-- Consegna 1 --
Rispondi alle domande seguenti sul brano relativo al mandato d'arresto.
(a) Quante fattispecie criminose comprende la "lista positiva dei reati" e in quale articolo della legge sono elencate?
(b) Quale pena massima, escluse le aggravanti, deve essere comminata secondo la legge dello Stato richiedente?
(c) Che cosa dovrà accertare l'autorità giudiziaria italiana?

-- Estratto della fonte --
------------------------
Si fa eccezione alla doppia punibilità, come si diceva, dando comunque luogo alla consegna del richiesto quando il reato per il quale si procede sia compreso nella cd. “lista positiva dei reati”: si tratta effettivamente di 32 fattispecie criminose elencate nell’art. 8 della legge (vedasi nota 14) a molte delle quali corrispondono nel diritto italiano più ipotesi di reato; così nella fattispecie dell’art. 8 co.1 let a), facendosi genericamente riferimento ai reati associativi, si ricomprendono le ipotesi criminose di cui agli artt. 416, 416 bis C.P., art. 74 legge Stupefacenti, art. 291 legge doganale. Sempre che la pena massima (escluse le aggravanti) comminata sia pari o superiore a tre anni secondo la legge dello Stato richiedente.

Nel caso di specie compito dell’autorità giudiziaria italiana sarà quello di accertare se l’ipotesi criminosa descritta dettagliatamente nel mandato d’arresto e nella documentazione allegata dallo Stato emittente rientri nella lista dei 32.

Non si farà luogo alla consegna solo nell’ipotesi in cui il fatto non sia previsto dalla legge italiana come reato e si accerti che il cittadino italiano, senza sua colpa, non abbia avuto conoscenza dell’esistenza di quel reato nell’ordinamento dello Stato membro di emissione per cui è stato emesso il MAE.
------------------------
-- Dati dell'esercizio --

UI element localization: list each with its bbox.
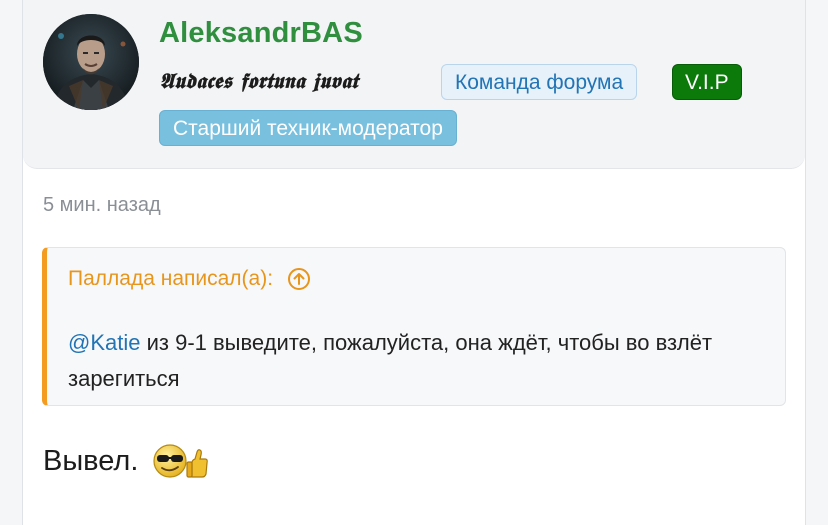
message-text: Вывел. xyxy=(43,444,139,477)
post-message: Вывел. xyxy=(43,443,210,479)
quote-body-text: из 9-1 выведите, пожалуйста, она ждёт, ч… xyxy=(68,330,713,391)
post-timestamp[interactable]: 5 мин. назад xyxy=(43,194,161,217)
arrow-up-circle-icon[interactable] xyxy=(287,267,311,291)
user-mention-link[interactable]: @Katie xyxy=(68,330,140,355)
cool-thumbs-up-smiley-icon xyxy=(152,443,210,479)
badge-senior-moderator: Старший техник-модератор xyxy=(159,110,457,146)
avatar[interactable] xyxy=(43,14,139,110)
avatar-portrait-icon xyxy=(43,14,139,110)
forum-post: AleksandrBAS 𝕬𝖚𝖉𝖆𝖈𝖊𝖘 𝖋𝖔𝖗𝖙𝖚𝖓𝖆 𝖏𝖚𝖛𝖆𝖙 Коман… xyxy=(22,0,806,525)
user-motto: 𝕬𝖚𝖉𝖆𝖈𝖊𝖘 𝖋𝖔𝖗𝖙𝖚𝖓𝖆 𝖏𝖚𝖛𝖆𝖙 xyxy=(159,68,359,93)
quote-header[interactable]: Паллада написал(а): xyxy=(68,267,311,291)
badge-vip: V.I.P xyxy=(672,64,742,100)
quote-author-label: Паллада написал(а): xyxy=(68,267,274,290)
user-card: AleksandrBAS 𝕬𝖚𝖉𝖆𝖈𝖊𝖘 𝖋𝖔𝖗𝖙𝖚𝖓𝖆 𝖏𝖚𝖛𝖆𝖙 Коман… xyxy=(23,0,805,169)
quote-block: Паллада написал(а): @Katie из 9-1 выведи… xyxy=(42,247,786,406)
quote-text: @Katie из 9-1 выведите, пожалуйста, она … xyxy=(68,325,768,397)
username[interactable]: AleksandrBAS xyxy=(159,17,363,50)
badge-forum-team: Команда форума xyxy=(441,64,638,100)
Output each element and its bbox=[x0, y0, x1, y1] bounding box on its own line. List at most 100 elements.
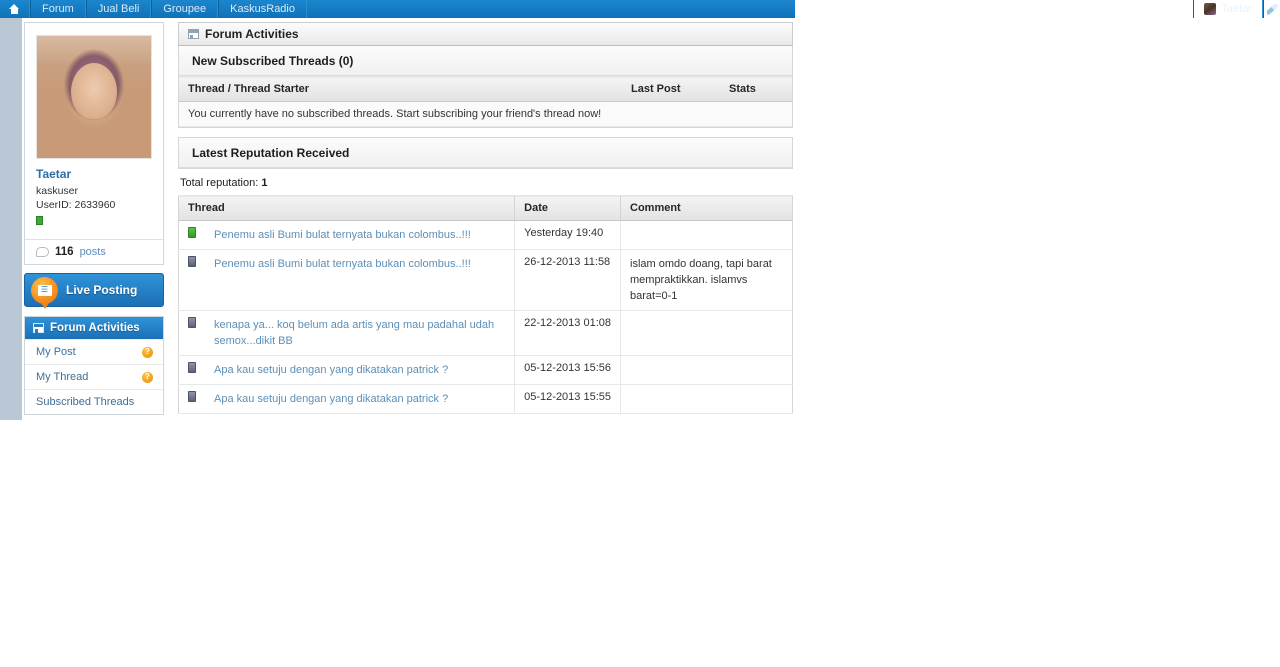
total-reputation-value: 1 bbox=[261, 177, 268, 189]
thread-link[interactable]: Apa kau setuju dengan yang dikatakan pat… bbox=[214, 391, 448, 407]
reputation-gray-icon bbox=[188, 391, 196, 402]
thread-cell: Apa kau setuju dengan yang dikatakan pat… bbox=[205, 355, 515, 385]
compose-button[interactable] bbox=[1263, 0, 1280, 18]
table-row: Apa kau setuju dengan yang dikatakan pat… bbox=[178, 384, 793, 414]
panel-icon bbox=[188, 29, 199, 39]
avatar[interactable] bbox=[36, 35, 152, 159]
section-spacer bbox=[178, 128, 793, 137]
nav-item-jual-beli[interactable]: Jual Beli bbox=[85, 0, 152, 18]
subscribed-threads-header: New Subscribed Threads (0) bbox=[179, 46, 792, 76]
panel-icon bbox=[33, 323, 44, 333]
subscribed-threads-table: Thread / Thread Starter Last Post Stats … bbox=[179, 76, 792, 127]
table-row: Penemu asli Bumi bulat ternyata bukan co… bbox=[178, 249, 793, 311]
table-row: Apa kau setuju dengan yang dikatakan pat… bbox=[178, 355, 793, 385]
forum-activities-menu-title: Forum Activities bbox=[50, 322, 140, 334]
posts-counter-row: 116 posts bbox=[25, 239, 163, 264]
column-header-date[interactable]: Date bbox=[514, 195, 621, 221]
forum-activities-menu-header[interactable]: Forum Activities bbox=[25, 317, 163, 339]
pencil-icon bbox=[1266, 3, 1278, 15]
nav-item-label: KaskusRadio bbox=[230, 3, 295, 15]
column-header-thread[interactable]: Thread bbox=[178, 195, 515, 221]
live-posting-icon: ☰ bbox=[31, 276, 58, 309]
help-icon[interactable]: ? bbox=[142, 371, 153, 383]
table-row: Penemu asli Bumi bulat ternyata bukan co… bbox=[178, 220, 793, 250]
main-content: Forum Activities New Subscribed Threads … bbox=[178, 22, 793, 414]
posts-count: 116 bbox=[55, 246, 74, 258]
nav-item-label: Jual Beli bbox=[97, 3, 140, 15]
nav-item-forum[interactable]: Forum bbox=[30, 0, 86, 18]
comment-cell bbox=[620, 220, 793, 250]
column-header-comment[interactable]: Comment bbox=[620, 195, 793, 221]
thread-cell: Penemu asli Bumi bulat ternyata bukan co… bbox=[205, 220, 515, 250]
reputation-icon-cell bbox=[178, 384, 205, 414]
online-status-icon bbox=[36, 216, 43, 225]
sidebar-item-my-thread[interactable]: My Thread ? bbox=[25, 364, 163, 389]
live-posting-icon-inner: ☰ bbox=[37, 284, 52, 296]
subscribed-threads-section: New Subscribed Threads (0) Thread / Thre… bbox=[178, 46, 793, 128]
nav-home-button[interactable] bbox=[0, 0, 30, 18]
comment-bubble-icon bbox=[36, 247, 49, 257]
reputation-icon-cell bbox=[178, 355, 205, 385]
live-posting-button[interactable]: ☰ Live Posting bbox=[24, 273, 164, 309]
empty-state-row: You currently have no subscribed threads… bbox=[179, 101, 792, 127]
date-cell: Yesterday 19:40 bbox=[514, 220, 621, 250]
browser-viewport: Forum Jual Beli Groupee KaskusRadio Taet… bbox=[0, 0, 1280, 667]
reputation-table-body: Penemu asli Bumi bulat ternyata bukan co… bbox=[178, 220, 793, 414]
nav-item-groupee[interactable]: Groupee bbox=[151, 0, 219, 18]
sidebar: Taetar kaskuser UserID: 2633960 116 post… bbox=[24, 22, 164, 415]
sidebar-item-my-post[interactable]: My Post ? bbox=[25, 339, 163, 364]
user-menu-label: Taetar bbox=[1221, 3, 1252, 15]
profile-info: Taetar kaskuser UserID: 2633960 bbox=[25, 167, 163, 239]
reputation-green-icon bbox=[188, 227, 196, 238]
thread-link[interactable]: kenapa ya... koq belum ada artis yang ma… bbox=[214, 317, 505, 349]
reputation-section: Latest Reputation Received bbox=[178, 137, 793, 169]
main-panel-header: Forum Activities bbox=[178, 22, 793, 46]
posts-label[interactable]: posts bbox=[80, 246, 106, 258]
thread-cell: kenapa ya... koq belum ada artis yang ma… bbox=[205, 310, 515, 356]
empty-state-message: You currently have no subscribed threads… bbox=[179, 101, 792, 127]
forum-activities-menu: Forum Activities My Post ? My Thread ? S… bbox=[24, 316, 164, 415]
reputation-icon-cell bbox=[178, 310, 205, 356]
user-avatar-icon bbox=[1204, 3, 1217, 15]
thread-cell: Apa kau setuju dengan yang dikatakan pat… bbox=[205, 384, 515, 414]
reputation-icon-cell bbox=[178, 220, 205, 250]
reputation-gray-icon bbox=[188, 362, 196, 373]
column-header-thread-starter[interactable]: Thread / Thread Starter bbox=[179, 76, 622, 102]
sidebar-item-label: My Post bbox=[36, 346, 76, 358]
sidebar-item-label: Subscribed Threads bbox=[36, 396, 135, 408]
profile-userid: UserID: 2633960 bbox=[36, 199, 116, 211]
nav-item-kaskusradio[interactable]: KaskusRadio bbox=[218, 0, 307, 18]
section-title: Latest Reputation Received bbox=[192, 145, 350, 160]
comment-cell bbox=[620, 355, 793, 385]
thread-link[interactable]: Penemu asli Bumi bulat ternyata bukan co… bbox=[214, 256, 471, 272]
date-cell: 26-12-2013 11:58 bbox=[514, 249, 621, 311]
sidebar-item-subscribed-threads[interactable]: Subscribed Threads bbox=[25, 389, 163, 414]
help-icon[interactable]: ? bbox=[142, 346, 153, 358]
column-header-last-post[interactable]: Last Post bbox=[622, 76, 720, 102]
reputation-gray-icon bbox=[188, 256, 196, 267]
table-header-row: Thread / Thread Starter Last Post Stats bbox=[179, 76, 792, 102]
profile-card: Taetar kaskuser UserID: 2633960 116 post… bbox=[24, 22, 164, 265]
reputation-table: Thread Date Comment Penemu asli Bumi bul… bbox=[178, 195, 793, 414]
profile-usergroup: kaskuser bbox=[36, 185, 79, 197]
section-title: New Subscribed Threads (0) bbox=[192, 53, 354, 68]
comment-cell bbox=[620, 384, 793, 414]
avatar-container bbox=[25, 23, 163, 167]
reputation-header: Latest Reputation Received bbox=[179, 138, 792, 168]
total-reputation: Total reputation: 1 bbox=[178, 169, 793, 195]
comment-cell bbox=[620, 310, 793, 356]
user-menu-button[interactable]: Taetar bbox=[1193, 0, 1263, 18]
thread-link[interactable]: Apa kau setuju dengan yang dikatakan pat… bbox=[214, 362, 448, 378]
total-reputation-label: Total reputation: bbox=[180, 177, 259, 189]
nav-item-label: Groupee bbox=[163, 3, 207, 15]
column-header-stats[interactable]: Stats bbox=[720, 76, 792, 102]
nav-item-label: Forum bbox=[42, 3, 74, 15]
thread-cell: Penemu asli Bumi bulat ternyata bukan co… bbox=[205, 249, 515, 311]
home-icon bbox=[9, 4, 20, 14]
top-navigation-bar: Forum Jual Beli Groupee KaskusRadio bbox=[0, 0, 795, 18]
thread-link[interactable]: Penemu asli Bumi bulat ternyata bukan co… bbox=[214, 227, 471, 243]
sidebar-item-label: My Thread bbox=[36, 371, 89, 383]
date-cell: 05-12-2013 15:56 bbox=[514, 355, 621, 385]
profile-username[interactable]: Taetar bbox=[36, 167, 152, 181]
top-navigation-right: Taetar bbox=[1193, 0, 1280, 18]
------------------------
-- Consegna 2 --
Tra le righe dei dati, ricopia senza alcuna modifica quelle che vanno dalla riga contenente "total-reputation-value: 1 bbox=[261, 177, 268, 189]" fino alla riga contenente "main-content: Forum Activities", entrambe incluse.

-- Risultato finale 1 --
(a) Comprende 32 fattispecie criminose, elencate nell'art. 8 della legge.
(b) Una pena massima pari o superiore a tre anni.
(c) Dovrà accertare se l'ipotesi criminosa descritta dettagliatamente nel mandato d'arresto e nella documentazione allegata dallo Stato emittente rientri nella lista dei 32.

-- Risultato finale 2 --
total-reputation-value: 1 bbox=[261, 177, 268, 189]
thread-link[interactable]: Apa kau setuju dengan yang dikatakan pat… bbox=[214, 391, 448, 407]
reputation-gray-icon bbox=[188, 391, 196, 402]
thread-cell: Apa kau setuju dengan yang dikatakan pat… bbox=[205, 355, 515, 385]
compose-button[interactable] bbox=[1263, 0, 1280, 18]
table-row: Apa kau setuju dengan yang dikatakan pat… bbox=[178, 384, 793, 414]
panel-icon bbox=[188, 29, 199, 39]
avatar[interactable] bbox=[36, 35, 152, 159]
section-spacer bbox=[178, 128, 793, 137]
nav-item-jual-beli[interactable]: Jual Beli bbox=[85, 0, 152, 18]
subscribed-threads-header: New Subscribed Threads (0) bbox=[179, 46, 792, 76]
panel-icon bbox=[33, 323, 44, 333]
subscribed-threads-table: Thread / Thread Starter Last Post Stats … bbox=[179, 76, 792, 127]
table-row: Penemu asli Bumi bulat ternyata bukan co… bbox=[178, 249, 793, 311]
table-row: Apa kau setuju dengan yang dikatakan pat… bbox=[178, 355, 793, 385]
forum-activities-menu-title: Forum Activities bbox=[50, 322, 140, 334]
posts-counter-row: 116 posts bbox=[25, 239, 163, 264]
column-header-date[interactable]: Date bbox=[514, 195, 621, 221]
forum-activities-menu-header[interactable]: Forum Activities bbox=[25, 317, 163, 339]
pencil-icon bbox=[1266, 3, 1278, 15]
nav-item-label: KaskusRadio bbox=[230, 3, 295, 15]
column-header-thread[interactable]: Thread bbox=[178, 195, 515, 221]
live-posting-icon: ☰ bbox=[31, 276, 58, 309]
help-icon[interactable]: ? bbox=[142, 371, 153, 383]
table-row: Penemu asli Bumi bulat ternyata bukan co… bbox=[178, 220, 793, 250]
main-content: Forum Activities New Subscribed Threads … bbox=[178, 22, 793, 414]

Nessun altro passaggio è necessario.